**ACTION ITEM A:**
Set down the dashboard restoration article word for word, from "What Are Ten" up to and including "more serious issues.".
**ACTION ITEM B:**
In the dashboard restoration article, which two materials are needed to repair a significant crack in the dash?
**ACTION ITEM C:**
Continue the article on classic car dashboard restoration from the point where it stops.

**SELECTED PASSAGE:**
What Are Ten Tips for a Perfect Classic Car Dashboard Restoration?
Here are some basic ideas for the perfect restoration of a dashboard that needs serious attention.
Assess the Condition of the Dashboard
A close visual inspection can go a long way to helping you determine how big a project you have on your hands. If there are no separations, or cracks (where you can see the foam pad underneath), you may be able to get by with basic cleaning and sealing. Unfortunately, many older cars have been so exposed to the elements for so long that the dashboard cracks and splits so that the foam pad becomes exposed. As you inspect, be careful not to put any weight on your dashboard. Some dashboards have become brittle and are just a few pounds of pressure from developing more serious issues.
Repairing an Obvious Crack in the Dash
The first thing a restorer does is inspect the imperfections in the dashboard. Because most dashboards are either vinyl or a rigid plastic laminated to a foam pad, significant cracks will require a more intense process to repair. You will need flexible epoxy and some sandpaper to perform the task. One of the best is SEM Dual Max Multi-Plastic Repair Material. The epoxy is small enough to work on plastic bumpers, dashboards, and sands very efficiently.

**RECORDS SUPPLIED:**
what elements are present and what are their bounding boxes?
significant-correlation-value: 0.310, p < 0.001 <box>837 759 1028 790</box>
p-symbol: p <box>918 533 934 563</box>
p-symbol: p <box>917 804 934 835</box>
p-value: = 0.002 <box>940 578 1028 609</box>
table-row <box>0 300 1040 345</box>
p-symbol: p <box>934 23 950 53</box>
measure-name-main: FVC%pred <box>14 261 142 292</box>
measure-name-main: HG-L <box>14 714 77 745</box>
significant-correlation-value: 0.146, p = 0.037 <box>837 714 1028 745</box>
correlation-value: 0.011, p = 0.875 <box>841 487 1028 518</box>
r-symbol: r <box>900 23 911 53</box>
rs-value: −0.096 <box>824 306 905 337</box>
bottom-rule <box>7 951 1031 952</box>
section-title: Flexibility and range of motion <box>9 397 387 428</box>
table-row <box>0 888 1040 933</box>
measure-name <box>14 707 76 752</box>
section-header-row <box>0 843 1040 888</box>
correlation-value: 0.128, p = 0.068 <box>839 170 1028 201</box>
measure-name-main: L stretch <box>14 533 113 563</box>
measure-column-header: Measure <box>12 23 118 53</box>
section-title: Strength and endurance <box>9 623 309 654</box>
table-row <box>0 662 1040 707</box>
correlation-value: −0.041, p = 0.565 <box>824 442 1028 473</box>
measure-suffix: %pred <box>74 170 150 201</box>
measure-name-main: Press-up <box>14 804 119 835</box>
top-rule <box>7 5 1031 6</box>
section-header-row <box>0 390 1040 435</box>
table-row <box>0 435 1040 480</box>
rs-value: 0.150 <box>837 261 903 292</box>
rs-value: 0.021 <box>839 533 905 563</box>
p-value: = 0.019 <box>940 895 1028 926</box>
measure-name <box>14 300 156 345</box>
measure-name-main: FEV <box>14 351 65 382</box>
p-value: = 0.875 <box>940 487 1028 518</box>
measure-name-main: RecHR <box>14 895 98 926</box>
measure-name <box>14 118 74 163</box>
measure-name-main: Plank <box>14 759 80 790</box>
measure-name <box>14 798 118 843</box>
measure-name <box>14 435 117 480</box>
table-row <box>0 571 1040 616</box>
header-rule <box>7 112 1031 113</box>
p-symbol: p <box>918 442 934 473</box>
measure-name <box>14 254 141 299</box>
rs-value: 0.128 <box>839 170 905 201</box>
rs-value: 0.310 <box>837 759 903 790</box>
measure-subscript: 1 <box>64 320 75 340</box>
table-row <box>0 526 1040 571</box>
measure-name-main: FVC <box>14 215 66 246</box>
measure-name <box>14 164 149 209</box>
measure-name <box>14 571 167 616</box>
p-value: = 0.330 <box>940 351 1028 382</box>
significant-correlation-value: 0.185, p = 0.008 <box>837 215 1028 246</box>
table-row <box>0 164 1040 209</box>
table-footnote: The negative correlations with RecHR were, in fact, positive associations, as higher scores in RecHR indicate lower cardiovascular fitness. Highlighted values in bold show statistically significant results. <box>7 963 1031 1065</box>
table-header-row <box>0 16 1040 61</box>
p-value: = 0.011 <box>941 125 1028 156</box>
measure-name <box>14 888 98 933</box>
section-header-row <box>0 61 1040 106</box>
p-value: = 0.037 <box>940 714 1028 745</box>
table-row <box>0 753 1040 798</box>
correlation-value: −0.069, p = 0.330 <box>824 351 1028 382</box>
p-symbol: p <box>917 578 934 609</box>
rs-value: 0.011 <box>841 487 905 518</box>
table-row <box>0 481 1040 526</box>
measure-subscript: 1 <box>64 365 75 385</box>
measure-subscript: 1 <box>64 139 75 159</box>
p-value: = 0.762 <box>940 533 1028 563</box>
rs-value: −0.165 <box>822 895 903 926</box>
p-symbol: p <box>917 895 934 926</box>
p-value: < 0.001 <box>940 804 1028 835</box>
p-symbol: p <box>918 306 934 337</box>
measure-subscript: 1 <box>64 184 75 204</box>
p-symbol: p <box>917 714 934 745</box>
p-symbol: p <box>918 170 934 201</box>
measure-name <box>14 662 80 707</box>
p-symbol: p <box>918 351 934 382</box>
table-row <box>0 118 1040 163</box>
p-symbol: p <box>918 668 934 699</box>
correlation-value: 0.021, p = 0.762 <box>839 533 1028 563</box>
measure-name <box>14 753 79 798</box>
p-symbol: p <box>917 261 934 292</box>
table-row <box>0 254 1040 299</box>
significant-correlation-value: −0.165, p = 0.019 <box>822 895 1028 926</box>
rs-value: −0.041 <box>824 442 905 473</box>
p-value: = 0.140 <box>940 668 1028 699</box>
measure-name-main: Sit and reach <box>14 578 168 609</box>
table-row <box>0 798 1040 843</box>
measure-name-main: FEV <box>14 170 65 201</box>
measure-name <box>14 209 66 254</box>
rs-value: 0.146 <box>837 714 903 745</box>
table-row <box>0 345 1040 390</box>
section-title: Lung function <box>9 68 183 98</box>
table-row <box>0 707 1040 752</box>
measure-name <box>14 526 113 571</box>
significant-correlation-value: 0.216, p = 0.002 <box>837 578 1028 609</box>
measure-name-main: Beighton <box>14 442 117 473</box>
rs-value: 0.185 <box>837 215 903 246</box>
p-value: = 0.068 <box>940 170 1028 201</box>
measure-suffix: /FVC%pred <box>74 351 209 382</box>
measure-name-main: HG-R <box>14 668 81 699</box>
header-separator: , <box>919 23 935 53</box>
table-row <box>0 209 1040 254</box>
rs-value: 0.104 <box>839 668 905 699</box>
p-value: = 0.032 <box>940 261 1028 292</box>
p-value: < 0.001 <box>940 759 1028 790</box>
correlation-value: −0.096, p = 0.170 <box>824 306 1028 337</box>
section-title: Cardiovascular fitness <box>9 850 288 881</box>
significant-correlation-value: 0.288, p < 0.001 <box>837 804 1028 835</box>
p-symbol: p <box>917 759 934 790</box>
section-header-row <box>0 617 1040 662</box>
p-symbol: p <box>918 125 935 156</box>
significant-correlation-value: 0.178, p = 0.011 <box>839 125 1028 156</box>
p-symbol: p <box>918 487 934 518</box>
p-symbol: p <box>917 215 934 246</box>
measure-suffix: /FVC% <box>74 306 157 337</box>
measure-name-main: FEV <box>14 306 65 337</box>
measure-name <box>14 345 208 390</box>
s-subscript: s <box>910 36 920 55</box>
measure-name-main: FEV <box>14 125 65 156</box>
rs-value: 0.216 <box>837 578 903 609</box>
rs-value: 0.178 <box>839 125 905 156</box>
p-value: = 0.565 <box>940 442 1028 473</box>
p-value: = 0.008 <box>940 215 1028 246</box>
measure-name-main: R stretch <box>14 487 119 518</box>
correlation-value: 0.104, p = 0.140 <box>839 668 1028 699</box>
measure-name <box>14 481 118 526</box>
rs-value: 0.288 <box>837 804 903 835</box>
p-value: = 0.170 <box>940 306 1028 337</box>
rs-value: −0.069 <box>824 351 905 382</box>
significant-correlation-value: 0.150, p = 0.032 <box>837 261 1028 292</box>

**TASK RESULT A:**
What Are Ten Tips for a Perfect Classic Car Dashboard Restoration?
Here are some basic ideas for the perfect restoration of a dashboard that needs serious attention.
Assess the Condition of the Dashboard
A close visual inspection can go a long way to helping you determine how big a project you have on your hands. If there are no separations, or cracks (where you can see the foam pad underneath), you may be able to get by with basic cleaning and sealing. Unfortunately, many older cars have been so exposed to the elements for so long that the dashboard cracks and splits so that the foam pad becomes exposed. As you inspect, be careful not to put any weight on your dashboard. Some dashboards have become brittle and are just a few pounds of pressure from developing more serious issues.

**TASK RESULT B:**
Flexible epoxy and some sandpaper.

**TASK RESULT C:**
Once the area is cleared of excess debris, you can apply the epoxy into the crack and level off with an old credit card. Use a microfiber towel to immediately wipe up any excess epoxy that might get pushed onto the good part of the dashboard. Wait for an hour at least to let the epoxy cure before beginning to sand with 220-grit sandpaper. You may need to keep applying another round of epoxy and sanding until the crack is filled and leveled with the rest of the dashboard. Polish the area with 500-grit sandpaper.
You need to texturize the crack area so it can receive paint. Spray-on texture can be found at most auto parts stores. Once applied, it should be allowed to flash dry. Carefully polish with 500-grit sandpaper and repeat the process until you're ready to apply paint.
Cleaning a Faded Dashboard
There are lots of different ways to restore a faded dashboard. From cleansers you can purchase at your local auto parts stores to homemade remedies to everything in between, the options are about as varied as the number of automobiles on the road. Of course, one option is to send the car and dashboard out to a professional restorer if paying someone else to do the job isn’t an issue. But if you happen to be on a budget, keep reading for some helpful tips.
Use a Vaccum With a Brush Attachment First
Using a vacuum on the entire dash to suck up any dust, dirt, or debris is a great place to start. This initial action can eliminate dirt particles that could get pushed around on the dashboard or gunk up a wiping cloth.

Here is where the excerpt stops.